# Task statement
The entries below should be given again exactly, minus their pictures.
•••
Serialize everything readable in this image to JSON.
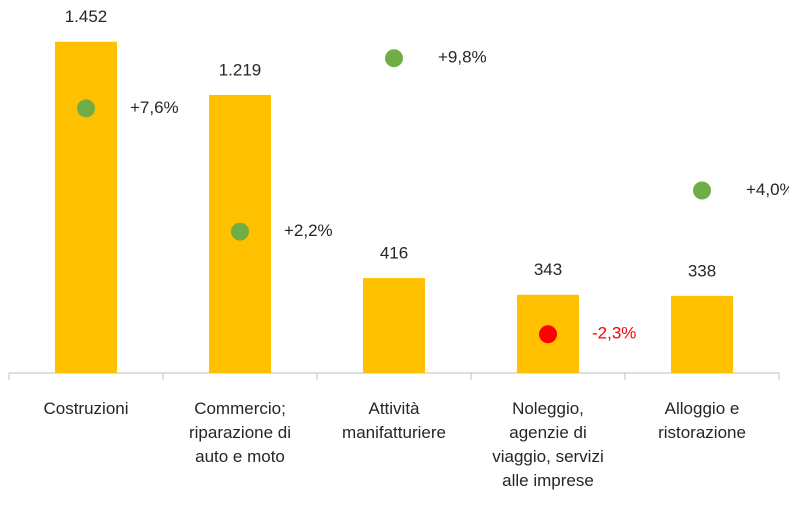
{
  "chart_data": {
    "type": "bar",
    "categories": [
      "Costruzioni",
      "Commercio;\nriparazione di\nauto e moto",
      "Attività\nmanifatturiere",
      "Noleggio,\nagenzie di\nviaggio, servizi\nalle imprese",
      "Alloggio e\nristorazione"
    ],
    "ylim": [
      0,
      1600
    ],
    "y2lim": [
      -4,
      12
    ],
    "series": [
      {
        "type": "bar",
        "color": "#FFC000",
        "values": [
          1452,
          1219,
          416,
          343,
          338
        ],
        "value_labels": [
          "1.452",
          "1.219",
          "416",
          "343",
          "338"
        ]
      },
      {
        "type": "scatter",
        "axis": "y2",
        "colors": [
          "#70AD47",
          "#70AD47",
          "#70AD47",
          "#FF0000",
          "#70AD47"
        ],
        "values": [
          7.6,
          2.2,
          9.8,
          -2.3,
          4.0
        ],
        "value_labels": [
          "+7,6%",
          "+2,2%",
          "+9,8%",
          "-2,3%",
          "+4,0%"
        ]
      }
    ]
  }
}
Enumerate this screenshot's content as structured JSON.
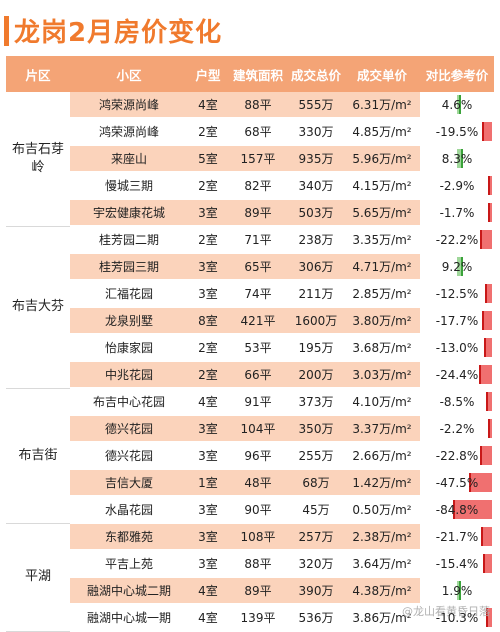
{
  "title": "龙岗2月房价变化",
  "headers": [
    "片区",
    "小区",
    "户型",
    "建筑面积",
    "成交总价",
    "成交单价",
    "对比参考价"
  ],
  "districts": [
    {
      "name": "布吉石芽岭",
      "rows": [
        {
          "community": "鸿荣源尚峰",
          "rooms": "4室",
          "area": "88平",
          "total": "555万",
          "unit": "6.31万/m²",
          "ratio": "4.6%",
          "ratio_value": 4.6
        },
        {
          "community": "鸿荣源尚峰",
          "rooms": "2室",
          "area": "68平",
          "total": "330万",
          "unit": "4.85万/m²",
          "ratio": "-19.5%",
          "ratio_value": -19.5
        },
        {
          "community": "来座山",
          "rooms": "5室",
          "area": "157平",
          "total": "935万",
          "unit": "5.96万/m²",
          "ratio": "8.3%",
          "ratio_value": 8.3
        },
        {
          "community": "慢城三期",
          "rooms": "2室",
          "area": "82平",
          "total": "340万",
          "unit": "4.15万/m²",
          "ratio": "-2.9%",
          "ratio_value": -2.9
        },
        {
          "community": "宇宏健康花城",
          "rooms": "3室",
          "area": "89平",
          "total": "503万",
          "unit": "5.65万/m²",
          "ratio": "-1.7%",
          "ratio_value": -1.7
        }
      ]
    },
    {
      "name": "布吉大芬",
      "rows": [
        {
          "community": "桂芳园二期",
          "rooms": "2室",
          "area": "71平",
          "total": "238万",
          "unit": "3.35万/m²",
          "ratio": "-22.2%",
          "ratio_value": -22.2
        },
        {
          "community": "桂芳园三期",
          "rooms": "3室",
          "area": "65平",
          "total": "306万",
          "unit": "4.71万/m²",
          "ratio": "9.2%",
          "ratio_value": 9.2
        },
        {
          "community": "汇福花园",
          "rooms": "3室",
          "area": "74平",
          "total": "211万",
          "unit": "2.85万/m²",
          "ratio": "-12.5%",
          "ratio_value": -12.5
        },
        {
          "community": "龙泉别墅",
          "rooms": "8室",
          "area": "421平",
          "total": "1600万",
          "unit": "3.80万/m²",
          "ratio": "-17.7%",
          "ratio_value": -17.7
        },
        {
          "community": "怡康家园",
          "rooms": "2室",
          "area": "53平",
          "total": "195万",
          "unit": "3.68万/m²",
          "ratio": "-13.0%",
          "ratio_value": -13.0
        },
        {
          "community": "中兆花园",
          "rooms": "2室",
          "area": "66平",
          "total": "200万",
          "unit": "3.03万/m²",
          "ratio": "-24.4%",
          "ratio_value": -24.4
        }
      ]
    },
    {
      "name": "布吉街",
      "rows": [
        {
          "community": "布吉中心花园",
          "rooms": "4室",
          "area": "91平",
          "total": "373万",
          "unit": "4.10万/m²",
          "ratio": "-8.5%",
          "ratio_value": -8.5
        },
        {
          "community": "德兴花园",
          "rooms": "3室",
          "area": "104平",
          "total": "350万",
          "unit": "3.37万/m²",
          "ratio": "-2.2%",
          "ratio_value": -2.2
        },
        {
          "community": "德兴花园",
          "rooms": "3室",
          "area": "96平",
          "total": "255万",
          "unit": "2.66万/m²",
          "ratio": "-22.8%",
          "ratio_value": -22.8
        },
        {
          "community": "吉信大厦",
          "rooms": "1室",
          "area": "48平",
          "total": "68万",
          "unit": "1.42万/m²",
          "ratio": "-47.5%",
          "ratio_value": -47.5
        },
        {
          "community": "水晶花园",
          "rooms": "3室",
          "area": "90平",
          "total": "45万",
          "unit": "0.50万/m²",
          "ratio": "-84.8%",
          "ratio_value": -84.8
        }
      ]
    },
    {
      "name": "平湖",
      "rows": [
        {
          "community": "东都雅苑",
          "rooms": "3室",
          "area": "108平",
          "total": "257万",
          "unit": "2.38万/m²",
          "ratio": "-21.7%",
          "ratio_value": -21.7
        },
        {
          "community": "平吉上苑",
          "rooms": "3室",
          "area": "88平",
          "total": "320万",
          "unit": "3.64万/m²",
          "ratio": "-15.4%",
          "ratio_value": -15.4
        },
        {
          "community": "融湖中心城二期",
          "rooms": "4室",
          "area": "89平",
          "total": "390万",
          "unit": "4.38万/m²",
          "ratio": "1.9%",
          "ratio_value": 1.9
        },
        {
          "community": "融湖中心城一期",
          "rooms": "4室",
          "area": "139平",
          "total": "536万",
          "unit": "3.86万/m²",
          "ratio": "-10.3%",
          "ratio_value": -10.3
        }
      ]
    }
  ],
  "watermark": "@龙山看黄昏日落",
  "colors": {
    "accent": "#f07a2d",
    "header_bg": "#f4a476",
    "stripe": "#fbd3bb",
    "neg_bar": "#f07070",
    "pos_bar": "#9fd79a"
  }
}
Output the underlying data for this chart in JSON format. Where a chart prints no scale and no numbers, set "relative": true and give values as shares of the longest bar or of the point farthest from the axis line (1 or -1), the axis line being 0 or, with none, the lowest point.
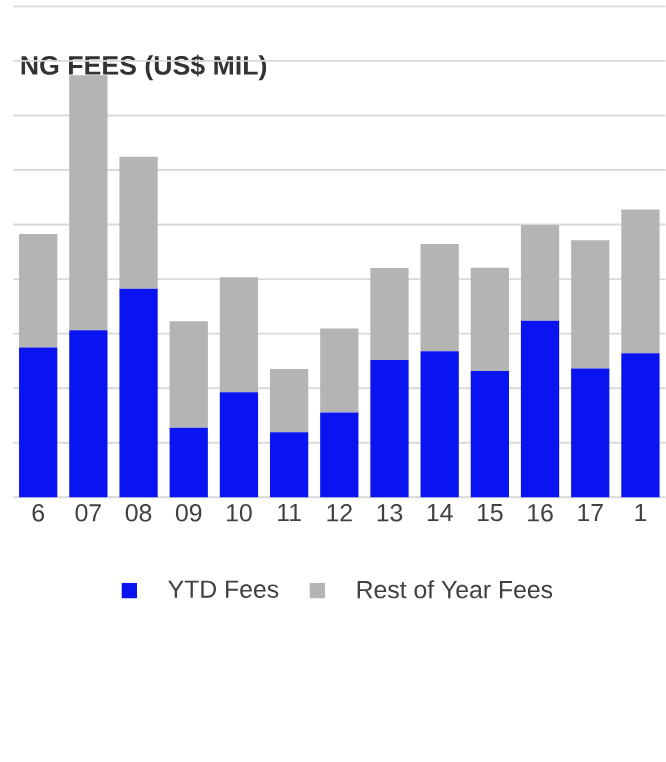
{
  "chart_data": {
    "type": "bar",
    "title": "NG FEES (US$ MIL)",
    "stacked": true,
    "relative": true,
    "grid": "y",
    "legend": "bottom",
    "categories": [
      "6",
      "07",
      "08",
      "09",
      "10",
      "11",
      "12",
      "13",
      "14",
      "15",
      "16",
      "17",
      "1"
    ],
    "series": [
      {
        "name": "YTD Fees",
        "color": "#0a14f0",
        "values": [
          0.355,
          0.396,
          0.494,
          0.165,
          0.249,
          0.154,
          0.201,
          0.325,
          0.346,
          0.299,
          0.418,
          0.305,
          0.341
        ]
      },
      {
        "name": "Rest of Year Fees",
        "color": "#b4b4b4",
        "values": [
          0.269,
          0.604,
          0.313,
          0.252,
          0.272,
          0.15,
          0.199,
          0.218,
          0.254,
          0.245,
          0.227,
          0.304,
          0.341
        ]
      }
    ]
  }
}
•••
# In response
Serialize everything readable in this image to JSON.
{
  "chart_data": {
    "type": "bar",
    "categories": [
      "Costruzioni",
      "Commercio;\nriparazione di\nauto e moto",
      "Attività\nmanifatturiere",
      "Noleggio,\nagenzie di\nviaggio, servizi\nalle imprese",
      "Alloggio e\nristorazione"
    ],
    "ylim": [
      0,
      1600
    ],
    "y2lim": [
      -4,
      12
    ],
    "series": [
      {
        "type": "bar",
        "color": "#FFC000",
        "values": [
          1452,
          1219,
          416,
          343,
          338
        ],
        "value_labels": [
          "1.452",
          "1.219",
          "416",
          "343",
          "338"
        ]
      },
      {
        "type": "scatter",
        "axis": "y2",
        "colors": [
          "#70AD47",
          "#70AD47",
          "#70AD47",
          "#FF0000",
          "#70AD47"
        ],
        "values": [
          7.6,
          2.2,
          9.8,
          -2.3,
          4.0
        ],
        "value_labels": [
          "+7,6%",
          "+2,2%",
          "+9,8%",
          "-2,3%",
          "+4,0%"
        ]
      }
    ]
  }
}
Enumerate this screenshot's content as structured JSON.
{
  "title": "龙岗2月房价变化",
  "headers": [
    "片区",
    "小区",
    "户型",
    "建筑面积",
    "成交总价",
    "成交单价",
    "对比参考价"
  ],
  "districts": [
    {
      "name": "布吉石芽岭",
      "rows": [
        {
          "community": "鸿荣源尚峰",
          "rooms": "4室",
          "area": "88平",
          "total": "555万",
          "unit": "6.31万/m²",
          "ratio": "4.6%",
          "ratio_value": 4.6
        },
        {
          "community": "鸿荣源尚峰",
          "rooms": "2室",
          "area": "68平",
          "total": "330万",
          "unit": "4.85万/m²",
          "ratio": "-19.5%",
          "ratio_value": -19.5
        },
        {
          "community": "来座山",
          "rooms": "5室",
          "area": "157平",
          "total": "935万",
          "unit": "5.96万/m²",
          "ratio": "8.3%",
          "ratio_value": 8.3
        },
        {
          "community": "慢城三期",
          "rooms": "2室",
          "area": "82平",
          "total": "340万",
          "unit": "4.15万/m²",
          "ratio": "-2.9%",
          "ratio_value": -2.9
        },
        {
          "community": "宇宏健康花城",
          "rooms": "3室",
          "area": "89平",
          "total": "503万",
          "unit": "5.65万/m²",
          "ratio": "-1.7%",
          "ratio_value": -1.7
        }
      ]
    },
    {
      "name": "布吉大芬",
      "rows": [
        {
          "community": "桂芳园二期",
          "rooms": "2室",
          "area": "71平",
          "total": "238万",
          "unit": "3.35万/m²",
          "ratio": "-22.2%",
          "ratio_value": -22.2
        },
        {
          "community": "桂芳园三期",
          "rooms": "3室",
          "area": "65平",
          "total": "306万",
          "unit": "4.71万/m²",
          "ratio": "9.2%",
          "ratio_value": 9.2
        },
        {
          "community": "汇福花园",
          "rooms": "3室",
          "area": "74平",
          "total": "211万",
          "unit": "2.85万/m²",
          "ratio": "-12.5%",
          "ratio_value": -12.5
        },
        {
          "community": "龙泉别墅",
          "rooms": "8室",
          "area": "421平",
          "total": "1600万",
          "unit": "3.80万/m²",
          "ratio": "-17.7%",
          "ratio_value": -17.7
        },
        {
          "community": "怡康家园",
          "rooms": "2室",
          "area": "53平",
          "total": "195万",
          "unit": "3.68万/m²",
          "ratio": "-13.0%",
          "ratio_value": -13.0
        },
        {
          "community": "中兆花园",
          "rooms": "2室",
          "area": "66平",
          "total": "200万",
          "unit": "3.03万/m²",
          "ratio": "-24.4%",
          "ratio_value": -24.4
        }
      ]
    },
    {
      "name": "布吉街",
      "rows": [
        {
          "community": "布吉中心花园",
          "rooms": "4室",
          "area": "91平",
          "total": "373万",
          "unit": "4.10万/m²",
          "ratio": "-8.5%",
          "ratio_value": -8.5
        },
        {
          "community": "德兴花园",
          "rooms": "3室",
          "area": "104平",
          "total": "350万",
          "unit": "3.37万/m²",
          "ratio": "-2.2%",
          "ratio_value": -2.2
        },
        {
          "community": "德兴花园",
          "rooms": "3室",
          "area": "96平",
          "total": "255万",
          "unit": "2.66万/m²",
          "ratio": "-22.8%",
          "ratio_value": -22.8
        },
        {
          "community": "吉信大厦",
          "rooms": "1室",
          "area": "48平",
          "total": "68万",
          "unit": "1.42万/m²",
          "ratio": "-47.5%",
          "ratio_value": -47.5
        },
        {
          "community": "水晶花园",
          "rooms": "3室",
          "area": "90平",
          "total": "45万",
          "unit": "0.50万/m²",
          "ratio": "-84.8%",
          "ratio_value": -84.8
        }
      ]
    },
    {
      "name": "平湖",
      "rows": [
        {
          "community": "东都雅苑",
          "rooms": "3室",
          "area": "108平",
          "total": "257万",
          "unit": "2.38万/m²",
          "ratio": "-21.7%",
          "ratio_value": -21.7
        },
        {
          "community": "平吉上苑",
          "rooms": "3室",
          "area": "88平",
          "total": "320万",
          "unit": "3.64万/m²",
          "ratio": "-15.4%",
          "ratio_value": -15.4
        },
        {
          "community": "融湖中心城二期",
          "rooms": "4室",
          "area": "89平",
          "total": "390万",
          "unit": "4.38万/m²",
          "ratio": "1.9%",
          "ratio_value": 1.9
        },
        {
          "community": "融湖中心城一期",
          "rooms": "4室",
          "area": "139平",
          "total": "536万",
          "unit": "3.86万/m²",
          "ratio": "-10.3%",
          "ratio_value": -10.3
        }
      ]
    }
  ],
  "watermark": "@龙山看黄昏日落",
  "colors": {
    "accent": "#f07a2d",
    "header_bg": "#f4a476",
    "stripe": "#fbd3bb",
    "neg_bar": "#f07070",
    "pos_bar": "#9fd79a"
  }
}
Output the underlying data for this chart in JSON format. Where a chart prints no scale and no numbers, set "relative": true and give values as shares of the longest bar or of the point farthest from the axis line (1 or -1), the axis line being 0 or, with none, the lowest point.
{
  "chart_data": {
    "type": "bar",
    "title": "NG FEES (US$ MIL)",
    "stacked": true,
    "relative": true,
    "grid": "y",
    "legend": "bottom",
    "categories": [
      "6",
      "07",
      "08",
      "09",
      "10",
      "11",
      "12",
      "13",
      "14",
      "15",
      "16",
      "17",
      "1"
    ],
    "series": [
      {
        "name": "YTD Fees",
        "color": "#0a14f0",
        "values": [
          0.355,
          0.396,
          0.494,
          0.165,
          0.249,
          0.154,
          0.201,
          0.325,
          0.346,
          0.299,
          0.418,
          0.305,
          0.341
        ]
      },
      {
        "name": "Rest of Year Fees",
        "color": "#b4b4b4",
        "values": [
          0.269,
          0.604,
          0.313,
          0.252,
          0.272,
          0.15,
          0.199,
          0.218,
          0.254,
          0.245,
          0.227,
          0.304,
          0.341
        ]
      }
    ]
  }
}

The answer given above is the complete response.